## What is required
Reproduce all of the material exactly as shown.

## Records about charts and figures
--

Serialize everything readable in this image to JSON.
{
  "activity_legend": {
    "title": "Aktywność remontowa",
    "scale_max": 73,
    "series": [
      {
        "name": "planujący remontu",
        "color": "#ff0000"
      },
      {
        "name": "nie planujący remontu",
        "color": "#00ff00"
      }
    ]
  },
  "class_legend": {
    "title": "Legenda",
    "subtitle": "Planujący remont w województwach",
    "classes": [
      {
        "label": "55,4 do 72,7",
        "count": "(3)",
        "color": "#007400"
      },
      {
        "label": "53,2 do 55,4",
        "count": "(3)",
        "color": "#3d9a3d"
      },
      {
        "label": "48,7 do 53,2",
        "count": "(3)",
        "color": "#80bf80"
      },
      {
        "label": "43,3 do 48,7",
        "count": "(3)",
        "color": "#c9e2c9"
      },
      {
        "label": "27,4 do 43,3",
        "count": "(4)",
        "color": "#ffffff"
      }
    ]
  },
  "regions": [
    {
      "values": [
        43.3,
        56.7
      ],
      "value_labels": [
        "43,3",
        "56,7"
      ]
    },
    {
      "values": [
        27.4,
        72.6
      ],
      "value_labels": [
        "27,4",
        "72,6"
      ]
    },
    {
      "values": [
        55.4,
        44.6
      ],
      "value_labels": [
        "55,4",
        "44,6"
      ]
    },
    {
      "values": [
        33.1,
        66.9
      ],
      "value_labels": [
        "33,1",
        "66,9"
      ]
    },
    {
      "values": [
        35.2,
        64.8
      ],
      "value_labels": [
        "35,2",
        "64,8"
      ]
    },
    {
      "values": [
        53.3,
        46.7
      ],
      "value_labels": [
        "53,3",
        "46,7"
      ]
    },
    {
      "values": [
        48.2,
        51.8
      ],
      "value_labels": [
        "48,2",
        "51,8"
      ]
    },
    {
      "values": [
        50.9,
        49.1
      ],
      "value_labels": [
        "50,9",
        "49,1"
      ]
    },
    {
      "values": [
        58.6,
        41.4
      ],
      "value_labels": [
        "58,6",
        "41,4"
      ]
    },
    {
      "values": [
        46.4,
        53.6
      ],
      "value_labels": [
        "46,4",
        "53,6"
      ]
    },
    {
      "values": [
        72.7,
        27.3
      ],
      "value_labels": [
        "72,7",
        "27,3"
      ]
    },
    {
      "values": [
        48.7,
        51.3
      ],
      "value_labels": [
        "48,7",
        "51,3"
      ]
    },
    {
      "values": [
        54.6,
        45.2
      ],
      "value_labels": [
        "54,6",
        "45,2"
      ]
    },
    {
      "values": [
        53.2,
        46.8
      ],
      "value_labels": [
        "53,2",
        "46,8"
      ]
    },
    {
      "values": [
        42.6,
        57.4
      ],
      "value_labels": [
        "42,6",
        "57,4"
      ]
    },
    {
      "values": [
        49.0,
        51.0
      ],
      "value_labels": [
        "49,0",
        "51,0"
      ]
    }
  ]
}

--

## Solution to this task
Serialize everything readable in this image to JSON.
{
  "activity_legend": {
    "title": "Aktywność remontowa",
    "scale_max": 73,
    "series": [
      {
        "name": "planujący remontu",
        "color": "#ff0000"
      },
      {
        "name": "nie planujący remontu",
        "color": "#00ff00"
      }
    ]
  },
  "class_legend": {
    "title": "Legenda",
    "subtitle": "Planujący remont w województwach",
    "classes": [
      {
        "label": "55,4 do 72,7",
        "count": "(3)",
        "color": "#007400"
      },
      {
        "label": "53,2 do 55,4",
        "count": "(3)",
        "color": "#3d9a3d"
      },
      {
        "label": "48,7 do 53,2",
        "count": "(3)",
        "color": "#80bf80"
      },
      {
        "label": "43,3 do 48,7",
        "count": "(3)",
        "color": "#c9e2c9"
      },
      {
        "label": "27,4 do 43,3",
        "count": "(4)",
        "color": "#ffffff"
      }
    ]
  },
  "regions": [
    {
      "values": [
        43.3,
        56.7
      ],
      "value_labels": [
        "43,3",
        "56,7"
      ]
    },
    {
      "values": [
        27.4,
        72.6
      ],
      "value_labels": [
        "27,4",
        "72,6"
      ]
    },
    {
      "values": [
        55.4,
        44.6
      ],
      "value_labels": [
        "55,4",
        "44,6"
      ]
    },
    {
      "values": [
        33.1,
        66.9
      ],
      "value_labels": [
        "33,1",
        "66,9"
      ]
    },
    {
      "values": [
        35.2,
        64.8
      ],
      "value_labels": [
        "35,2",
        "64,8"
      ]
    },
    {
      "values": [
        53.3,
        46.7
      ],
      "value_labels": [
        "53,3",
        "46,7"
      ]
    },
    {
      "values": [
        48.2,
        51.8
      ],
      "value_labels": [
        "48,2",
        "51,8"
      ]
    },
    {
      "values": [
        50.9,
        49.1
      ],
      "value_labels": [
        "50,9",
        "49,1"
      ]
    },
    {
      "values": [
        58.6,
        41.4
      ],
      "value_labels": [
        "58,6",
        "41,4"
      ]
    },
    {
      "values": [
        46.4,
        53.6
      ],
      "value_labels": [
        "46,4",
        "53,6"
      ]
    },
    {
      "values": [
        72.7,
        27.3
      ],
      "value_labels": [
        "72,7",
        "27,3"
      ]
    },
    {
      "values": [
        48.7,
        51.3
      ],
      "value_labels": [
        "48,7",
        "51,3"
      ]
    },
    {
      "values": [
        54.6,
        45.2
      ],
      "value_labels": [
        "54,6",
        "45,2"
      ]
    },
    {
      "values": [
        53.2,
        46.8
      ],
      "value_labels": [
        "53,2",
        "46,8"
      ]
    },
    {
      "values": [
        42.6,
        57.4
      ],
      "value_labels": [
        "42,6",
        "57,4"
      ]
    },
    {
      "values": [
        49.0,
        51.0
      ],
      "value_labels": [
        "49,0",
        "51,0"
      ]
    }
  ]
}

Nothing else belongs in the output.